start The records
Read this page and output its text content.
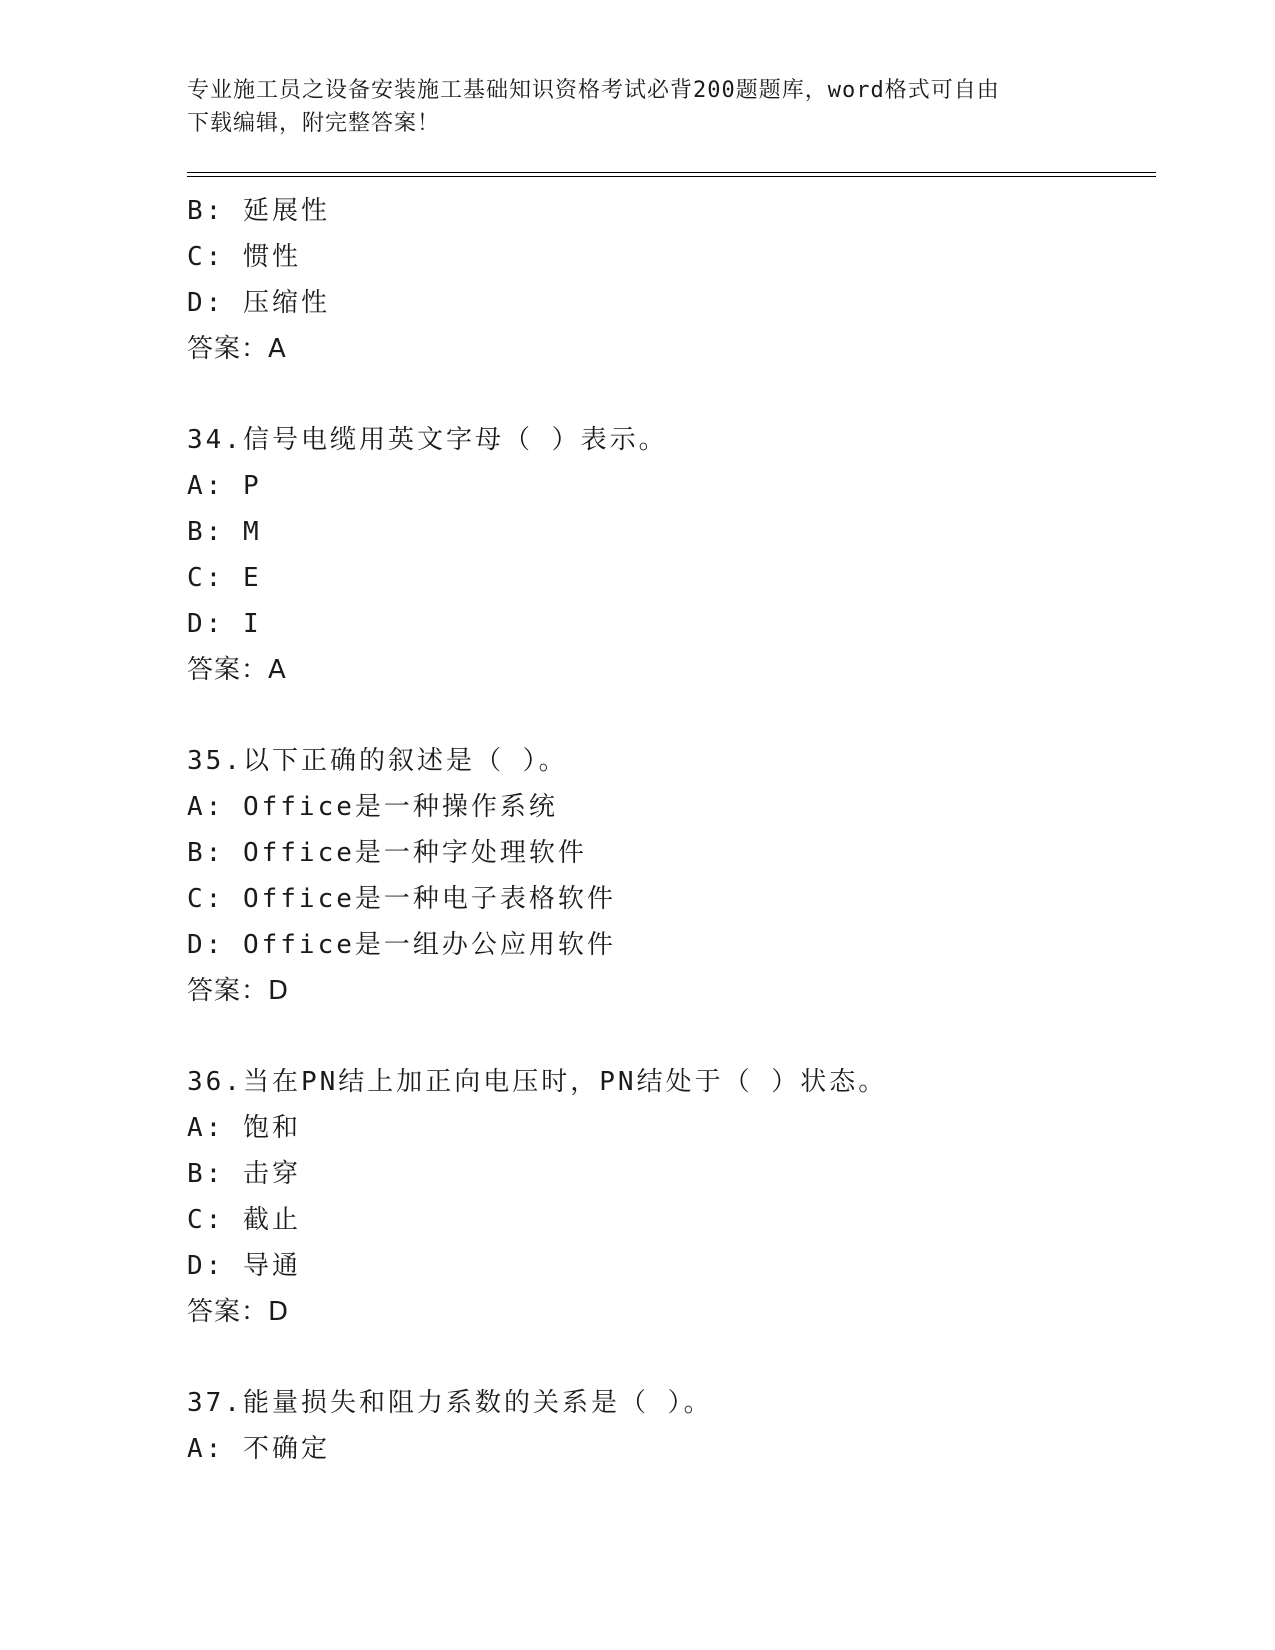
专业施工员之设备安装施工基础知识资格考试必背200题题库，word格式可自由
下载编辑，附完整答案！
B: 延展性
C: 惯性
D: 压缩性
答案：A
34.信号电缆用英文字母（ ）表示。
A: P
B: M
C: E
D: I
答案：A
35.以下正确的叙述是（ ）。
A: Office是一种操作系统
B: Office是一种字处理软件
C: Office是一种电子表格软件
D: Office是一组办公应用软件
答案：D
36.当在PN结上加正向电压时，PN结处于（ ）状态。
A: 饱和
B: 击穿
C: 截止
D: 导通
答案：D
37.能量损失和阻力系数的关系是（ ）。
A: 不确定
end The records
### Exercise brief
Would you set down the listing exactly, omitting pictures?

### Expected answer
Read this page and output its text content.
专业施工员之设备安装施工基础知识资格考试必背200题题库，word格式可自由
下载编辑，附完整答案！
B: 延展性
C: 惯性
D: 压缩性
答案：A
34.信号电缆用英文字母（ ）表示。
A: P
B: M
C: E
D: I
答案：A
35.以下正确的叙述是（ ）。
A: Office是一种操作系统
B: Office是一种字处理软件
C: Office是一种电子表格软件
D: Office是一组办公应用软件
答案：D
36.当在PN结上加正向电压时，PN结处于（ ）状态。
A: 饱和
B: 击穿
C: 截止
D: 导通
答案：D
37.能量损失和阻力系数的关系是（ ）。
A: 不确定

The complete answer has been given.